— Start —

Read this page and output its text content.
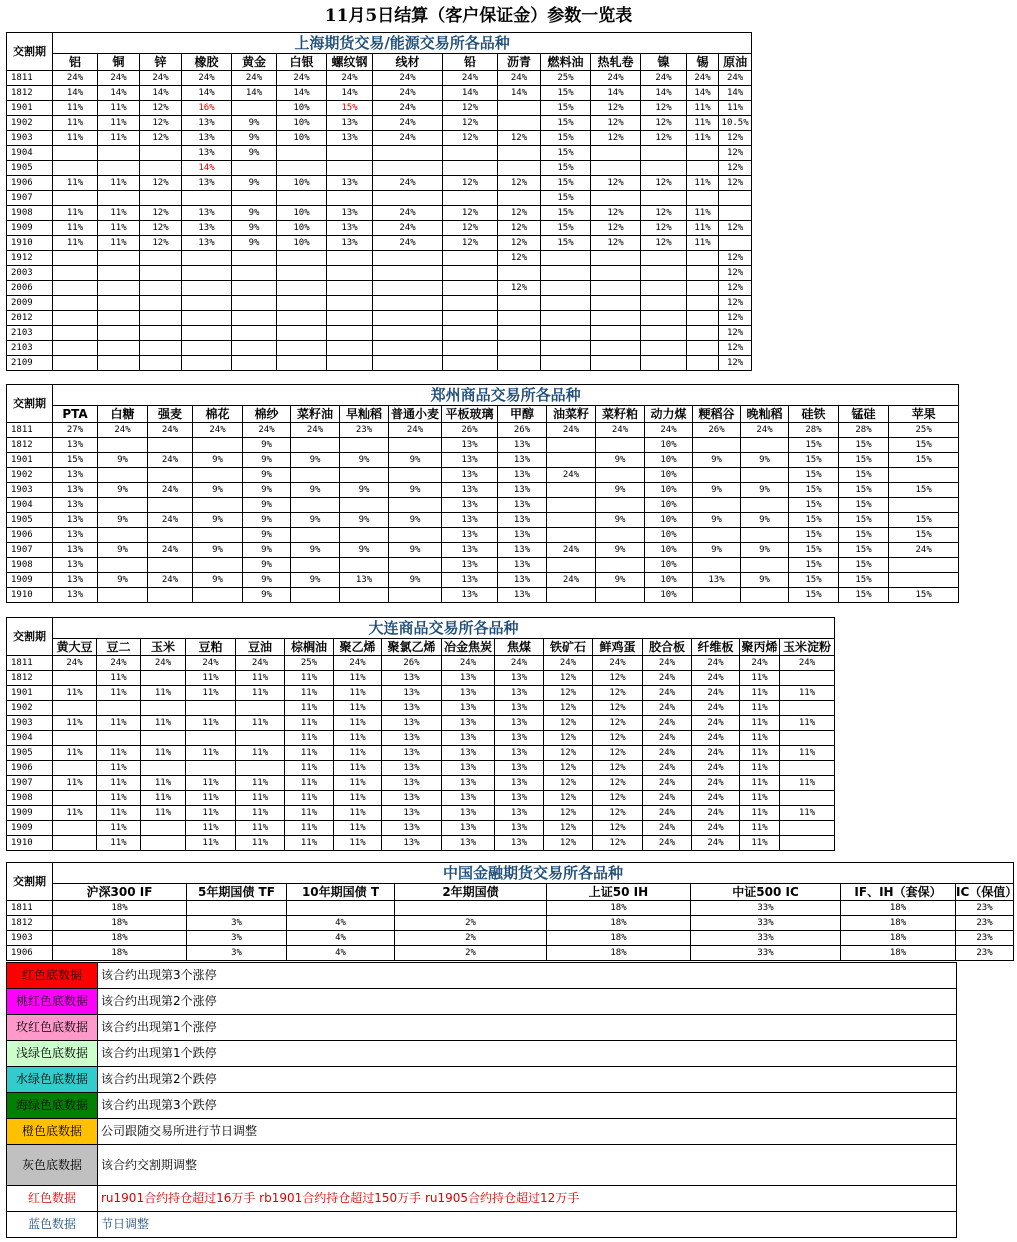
11月5日结算（客户保证金）参数一览表
交割期	上海期货交易/能源交易所各品种														
	铝	铜	锌	橡胶	黄金	白银	螺纹钢	线材	铅	沥青	燃料油	热轧卷	镍	锡	原油
1811	24%	24%	24%	24%	24%	24%	24%	24%	24%	24%	25%	24%	24%	24%	24%
1812	14%	14%	14%	14%	14%	14%	14%	24%	14%	14%	15%	14%	14%	14%	14%
1901	11%	11%	12%	16%		10%	15%	24%	12%		15%	12%	12%	11%	11%
1902	11%	11%	12%	13%	9%	10%	13%	24%	12%		15%	12%	12%	11%	10.5%
1903	11%	11%	12%	13%	9%	10%	13%	24%	12%	12%	15%	12%	12%	11%	12%
1904				13%	9%						15%				12%
1905				14%							15%				12%
1906	11%	11%	12%	13%	9%	10%	13%	24%	12%	12%	15%	12%	12%	11%	12%
1907											15%				
1908	11%	11%	12%	13%	9%	10%	13%	24%	12%	12%	15%	12%	12%	11%	
1909	11%	11%	12%	13%	9%	10%	13%	24%	12%	12%	15%	12%	12%	11%	12%
1910	11%	11%	12%	13%	9%	10%	13%	24%	12%	12%	15%	12%	12%	11%	
1912										12%					12%
2003															12%
2006										12%					12%
2009															12%
2012															12%
2103															12%
2103															12%
2109															12%
交割期	郑州商品交易所各品种																	
	PTA	白糖	强麦	棉花	棉纱	菜籽油	早籼稻	普通小麦	平板玻璃	甲醇	油菜籽	菜籽粕	动力煤	粳稻谷	晚籼稻	硅铁	锰硅	苹果
1811	27%	24%	24%	24%	24%	24%	23%	24%	26%	26%	24%	24%	24%	26%	24%	28%	28%	25%
1812	13%				9%				13%	13%			10%			15%	15%	15%
1901	15%	9%	24%	9%	9%	9%	9%	9%	13%	13%		9%	10%	9%	9%	15%	15%	15%
1902	13%				9%				13%	13%	24%		10%			15%	15%	
1903	13%	9%	24%	9%	9%	9%	9%	9%	13%	13%		9%	10%	9%	9%	15%	15%	15%
1904	13%				9%				13%	13%			10%			15%	15%	
1905	13%	9%	24%	9%	9%	9%	9%	9%	13%	13%		9%	10%	9%	9%	15%	15%	15%
1906	13%				9%				13%	13%			10%			15%	15%	15%
1907	13%	9%	24%	9%	9%	9%	9%	9%	13%	13%	24%	9%	10%	9%	9%	15%	15%	24%
1908	13%				9%				13%	13%			10%			15%	15%	
1909	13%	9%	24%	9%	9%	9%	13%	9%	13%	13%	24%	9%	10%	13%	9%	15%	15%	
1910	13%				9%				13%	13%			10%			15%	15%	15%
交割期	大连商品交易所各品种															
	黄大豆	豆二	玉米	豆粕	豆油	棕榈油	聚乙烯	聚氯乙烯	冶金焦炭	焦煤	铁矿石	鲜鸡蛋	胶合板	纤维板	聚丙烯	玉米淀粉
1811	24%	24%	24%	24%	24%	25%	24%	26%	24%	24%	24%	24%	24%	24%	24%	24%
1812		11%		11%	11%	11%	11%	13%	13%	13%	12%	12%	24%	24%	11%	
1901	11%	11%	11%	11%	11%	11%	11%	13%	13%	13%	12%	12%	24%	24%	11%	11%
1902						11%	11%	13%	13%	13%	12%	12%	24%	24%	11%	
1903	11%	11%	11%	11%	11%	11%	11%	13%	13%	13%	12%	12%	24%	24%	11%	11%
1904						11%	11%	13%	13%	13%	12%	12%	24%	24%	11%	
1905	11%	11%	11%	11%	11%	11%	11%	13%	13%	13%	12%	12%	24%	24%	11%	11%
1906		11%				11%	11%	13%	13%	13%	12%	12%	24%	24%	11%	
1907	11%	11%	11%	11%	11%	11%	11%	13%	13%	13%	12%	12%	24%	24%	11%	11%
1908		11%	11%	11%	11%	11%	11%	13%	13%	13%	12%	12%	24%	24%	11%	
1909	11%	11%	11%	11%	11%	11%	11%	13%	13%	13%	12%	12%	24%	24%	11%	11%
1909		11%		11%	11%	11%	11%	13%	13%	13%	12%	12%	24%	24%	11%	
1910		11%		11%	11%	11%	11%	13%	13%	13%	12%	12%	24%	24%	11%	
交割期	中国金融期货交易所各品种							
	沪深300 IF	5年期国债 TF	10年期国债 T	2年期国债	上证50 IH	中证500 IC	IF、IH（套保）	IC（保值）
1811	18%				18%	33%	18%	23%
1812	18%	3%	4%	2%	18%	33%	18%	23%
1903	18%	3%	4%	2%	18%	33%	18%	23%
1906	18%	3%	4%	2%	18%	33%	18%	23%
红色底数据	该合约出现第3个涨停
桃红色底数据	该合约出现第2个涨停
玫红色底数据	该合约出现第1个涨停
浅绿色底数据	该合约出现第1个跌停
水绿色底数据	该合约出现第2个跌停
海绿色底数据	该合约出现第3个跌停
橙色底数据	公司跟随交易所进行节日调整
灰色底数据	该合约交割期调整
红色数据	ru1901合约持仓超过16万手 rb1901合约持仓超过150万手 ru1905合约持仓超过12万手
蓝色数据	节日调整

— End —

* _Requirement_: Print each record exactly as it stands, leaving the images out.

* _Expected answer_:
Read this page and output its text content.
11月5日结算（客户保证金）参数一览表
交割期	上海期货交易/能源交易所各品种														
	铝	铜	锌	橡胶	黄金	白银	螺纹钢	线材	铅	沥青	燃料油	热轧卷	镍	锡	原油
1811	24%	24%	24%	24%	24%	24%	24%	24%	24%	24%	25%	24%	24%	24%	24%
1812	14%	14%	14%	14%	14%	14%	14%	24%	14%	14%	15%	14%	14%	14%	14%
1901	11%	11%	12%	16%		10%	15%	24%	12%		15%	12%	12%	11%	11%
1902	11%	11%	12%	13%	9%	10%	13%	24%	12%		15%	12%	12%	11%	10.5%
1903	11%	11%	12%	13%	9%	10%	13%	24%	12%	12%	15%	12%	12%	11%	12%
1904				13%	9%						15%				12%
1905				14%							15%				12%
1906	11%	11%	12%	13%	9%	10%	13%	24%	12%	12%	15%	12%	12%	11%	12%
1907											15%				
1908	11%	11%	12%	13%	9%	10%	13%	24%	12%	12%	15%	12%	12%	11%	
1909	11%	11%	12%	13%	9%	10%	13%	24%	12%	12%	15%	12%	12%	11%	12%
1910	11%	11%	12%	13%	9%	10%	13%	24%	12%	12%	15%	12%	12%	11%	
1912										12%					12%
2003															12%
2006										12%					12%
2009															12%
2012															12%
2103															12%
2103															12%
2109															12%
交割期	郑州商品交易所各品种																	
	PTA	白糖	强麦	棉花	棉纱	菜籽油	早籼稻	普通小麦	平板玻璃	甲醇	油菜籽	菜籽粕	动力煤	粳稻谷	晚籼稻	硅铁	锰硅	苹果
1811	27%	24%	24%	24%	24%	24%	23%	24%	26%	26%	24%	24%	24%	26%	24%	28%	28%	25%
1812	13%				9%				13%	13%			10%			15%	15%	15%
1901	15%	9%	24%	9%	9%	9%	9%	9%	13%	13%		9%	10%	9%	9%	15%	15%	15%
1902	13%				9%				13%	13%	24%		10%			15%	15%	
1903	13%	9%	24%	9%	9%	9%	9%	9%	13%	13%		9%	10%	9%	9%	15%	15%	15%
1904	13%				9%				13%	13%			10%			15%	15%	
1905	13%	9%	24%	9%	9%	9%	9%	9%	13%	13%		9%	10%	9%	9%	15%	15%	15%
1906	13%				9%				13%	13%			10%			15%	15%	15%
1907	13%	9%	24%	9%	9%	9%	9%	9%	13%	13%	24%	9%	10%	9%	9%	15%	15%	24%
1908	13%				9%				13%	13%			10%			15%	15%	
1909	13%	9%	24%	9%	9%	9%	13%	9%	13%	13%	24%	9%	10%	13%	9%	15%	15%	
1910	13%				9%				13%	13%			10%			15%	15%	15%
交割期	大连商品交易所各品种															
	黄大豆	豆二	玉米	豆粕	豆油	棕榈油	聚乙烯	聚氯乙烯	冶金焦炭	焦煤	铁矿石	鲜鸡蛋	胶合板	纤维板	聚丙烯	玉米淀粉
1811	24%	24%	24%	24%	24%	25%	24%	26%	24%	24%	24%	24%	24%	24%	24%	24%
1812		11%		11%	11%	11%	11%	13%	13%	13%	12%	12%	24%	24%	11%	
1901	11%	11%	11%	11%	11%	11%	11%	13%	13%	13%	12%	12%	24%	24%	11%	11%
1902						11%	11%	13%	13%	13%	12%	12%	24%	24%	11%	
1903	11%	11%	11%	11%	11%	11%	11%	13%	13%	13%	12%	12%	24%	24%	11%	11%
1904						11%	11%	13%	13%	13%	12%	12%	24%	24%	11%	
1905	11%	11%	11%	11%	11%	11%	11%	13%	13%	13%	12%	12%	24%	24%	11%	11%
1906		11%				11%	11%	13%	13%	13%	12%	12%	24%	24%	11%	
1907	11%	11%	11%	11%	11%	11%	11%	13%	13%	13%	12%	12%	24%	24%	11%	11%
1908		11%	11%	11%	11%	11%	11%	13%	13%	13%	12%	12%	24%	24%	11%	
1909	11%	11%	11%	11%	11%	11%	11%	13%	13%	13%	12%	12%	24%	24%	11%	11%
1909		11%		11%	11%	11%	11%	13%	13%	13%	12%	12%	24%	24%	11%	
1910		11%		11%	11%	11%	11%	13%	13%	13%	12%	12%	24%	24%	11%	
交割期	中国金融期货交易所各品种							
	沪深300 IF	5年期国债 TF	10年期国债 T	2年期国债	上证50 IH	中证500 IC	IF、IH（套保）	IC（保值）
1811	18%				18%	33%	18%	23%
1812	18%	3%	4%	2%	18%	33%	18%	23%
1903	18%	3%	4%	2%	18%	33%	18%	23%
1906	18%	3%	4%	2%	18%	33%	18%	23%
红色底数据	该合约出现第3个涨停
桃红色底数据	该合约出现第2个涨停
玫红色底数据	该合约出现第1个涨停
浅绿色底数据	该合约出现第1个跌停
水绿色底数据	该合约出现第2个跌停
海绿色底数据	该合约出现第3个跌停
橙色底数据	公司跟随交易所进行节日调整
灰色底数据	该合约交割期调整
红色数据	ru1901合约持仓超过16万手 rb1901合约持仓超过150万手 ru1905合约持仓超过12万手
蓝色数据	节日调整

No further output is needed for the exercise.